_WHAT TO WORK ON_
Starting with the line that contains "What's the underlying", copy each line exactly through the end of the listing, and omit all pictures.

Items from a dataset:
———

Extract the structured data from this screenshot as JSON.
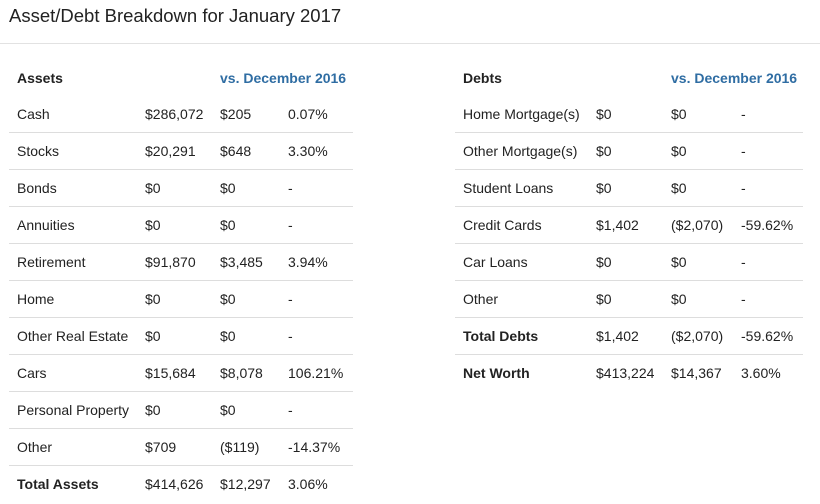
{
  "title": "Asset/Debt Breakdown for January 2017",
  "assets": {
    "header": "Assets",
    "comparison_header": "vs. December 2016",
    "rows": [
      {
        "label": "Cash",
        "value": "$286,072",
        "change": "$205",
        "change_negative": true,
        "pct": "0.07%",
        "pct_negative": true
      },
      {
        "label": "Stocks",
        "value": "$20,291",
        "change": "$648",
        "change_negative": false,
        "pct": "3.30%",
        "pct_negative": false
      },
      {
        "label": "Bonds",
        "value": "$0",
        "change": "$0",
        "change_negative": false,
        "pct": "-",
        "pct_negative": false
      },
      {
        "label": "Annuities",
        "value": "$0",
        "change": "$0",
        "change_negative": false,
        "pct": "-",
        "pct_negative": false
      },
      {
        "label": "Retirement",
        "value": "$91,870",
        "change": "$3,485",
        "change_negative": false,
        "pct": "3.94%",
        "pct_negative": false
      },
      {
        "label": "Home",
        "value": "$0",
        "change": "$0",
        "change_negative": false,
        "pct": "-",
        "pct_negative": false
      },
      {
        "label": "Other Real Estate",
        "value": "$0",
        "change": "$0",
        "change_negative": false,
        "pct": "-",
        "pct_negative": false
      },
      {
        "label": "Cars",
        "value": "$15,684",
        "change": "$8,078",
        "change_negative": false,
        "pct": "106.21%",
        "pct_negative": false
      },
      {
        "label": "Personal Property",
        "value": "$0",
        "change": "$0",
        "change_negative": false,
        "pct": "-",
        "pct_negative": false
      },
      {
        "label": "Other",
        "value": "$709",
        "change": "($119)",
        "change_negative": true,
        "pct": "-14.37%",
        "pct_negative": true
      }
    ],
    "total": {
      "label": "Total Assets",
      "value": "$414,626",
      "change": "$12,297",
      "change_negative": true,
      "pct": "3.06%",
      "pct_negative": true
    }
  },
  "debts": {
    "header": "Debts",
    "comparison_header": "vs. December 2016",
    "rows": [
      {
        "label": "Home Mortgage(s)",
        "value": "$0",
        "change": "$0",
        "change_negative": true,
        "pct": "-",
        "pct_negative": true
      },
      {
        "label": "Other Mortgage(s)",
        "value": "$0",
        "change": "$0",
        "change_negative": false,
        "pct": "-",
        "pct_negative": false
      },
      {
        "label": "Student Loans",
        "value": "$0",
        "change": "$0",
        "change_negative": false,
        "pct": "-",
        "pct_negative": false
      },
      {
        "label": "Credit Cards",
        "value": "$1,402",
        "change": "($2,070)",
        "change_negative": true,
        "pct": "-59.62%",
        "pct_negative": true
      },
      {
        "label": "Car Loans",
        "value": "$0",
        "change": "$0",
        "change_negative": false,
        "pct": "-",
        "pct_negative": false
      },
      {
        "label": "Other",
        "value": "$0",
        "change": "$0",
        "change_negative": false,
        "pct": "-",
        "pct_negative": false
      }
    ],
    "total": {
      "label": "Total Debts",
      "value": "$1,402",
      "change": "($2,070)",
      "change_negative": true,
      "pct": "-59.62%",
      "pct_negative": true
    },
    "net_worth": {
      "label": "Net Worth",
      "value": "$413,224",
      "change": "$14,367",
      "change_negative": true,
      "pct": "3.60%",
      "pct_negative": true
    }
  },
  "colors": {
    "negative": "#cc0000",
    "comparison_header": "#2f6da3",
    "text": "#222222",
    "rule": "#dddddd"
  }
}
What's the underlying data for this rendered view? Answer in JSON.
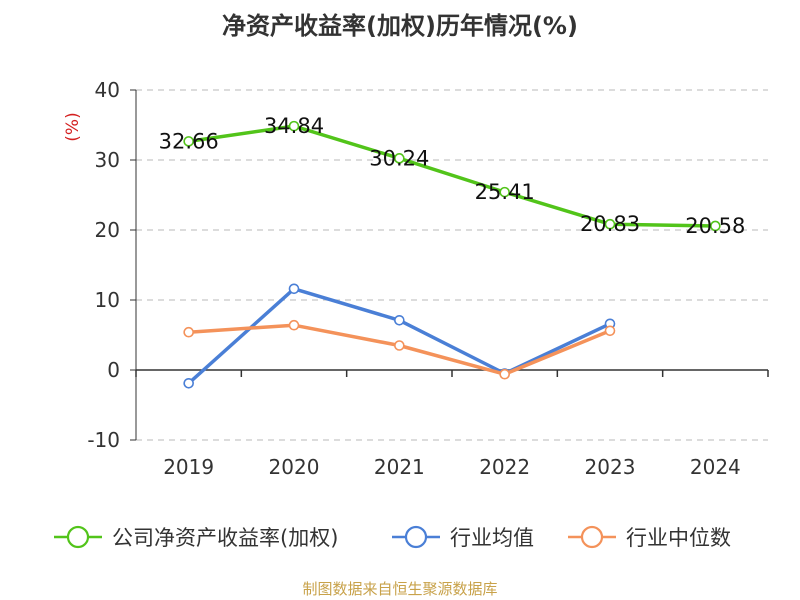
{
  "chart_data": {
    "type": "line",
    "title": "净资产收益率(加权)历年情况(%)",
    "ylabel": "(%)",
    "xlabel": "",
    "categories": [
      "2019",
      "2020",
      "2021",
      "2022",
      "2023",
      "2024"
    ],
    "ylim": [
      -10,
      40
    ],
    "yticks": [
      "40",
      "30",
      "20",
      "10",
      "0",
      "-10"
    ],
    "grid": true,
    "legend_position": "bottom",
    "series": [
      {
        "name": "公司净资产收益率(加权)",
        "color": "#52c41a",
        "values": [
          32.66,
          34.84,
          30.24,
          25.41,
          20.83,
          20.58
        ],
        "labels": [
          "32.66",
          "34.84",
          "30.24",
          "25.41",
          "20.83",
          "20.58"
        ]
      },
      {
        "name": "行业均值",
        "color": "#4a7fd6",
        "values": [
          -1.9,
          11.6,
          7.1,
          -0.5,
          6.6,
          null
        ]
      },
      {
        "name": "行业中位数",
        "color": "#f4925a",
        "values": [
          5.4,
          6.4,
          3.5,
          -0.6,
          5.6,
          null
        ]
      }
    ],
    "source": "制图数据来自恒生聚源数据库"
  }
}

———

_EXERCISE OUTPUT_
What's the underlying data for this rendered view? Answer in JSON.
{
  "chart_data": {
    "type": "line",
    "title": "净资产收益率(加权)历年情况(%)",
    "ylabel": "(%)",
    "xlabel": "",
    "categories": [
      "2019",
      "2020",
      "2021",
      "2022",
      "2023",
      "2024"
    ],
    "ylim": [
      -10,
      40
    ],
    "yticks": [
      "40",
      "30",
      "20",
      "10",
      "0",
      "-10"
    ],
    "grid": true,
    "legend_position": "bottom",
    "series": [
      {
        "name": "公司净资产收益率(加权)",
        "color": "#52c41a",
        "values": [
          32.66,
          34.84,
          30.24,
          25.41,
          20.83,
          20.58
        ],
        "labels": [
          "32.66",
          "34.84",
          "30.24",
          "25.41",
          "20.83",
          "20.58"
        ]
      },
      {
        "name": "行业均值",
        "color": "#4a7fd6",
        "values": [
          -1.9,
          11.6,
          7.1,
          -0.5,
          6.6,
          null
        ]
      },
      {
        "name": "行业中位数",
        "color": "#f4925a",
        "values": [
          5.4,
          6.4,
          3.5,
          -0.6,
          5.6,
          null
        ]
      }
    ],
    "source": "制图数据来自恒生聚源数据库"
  }
}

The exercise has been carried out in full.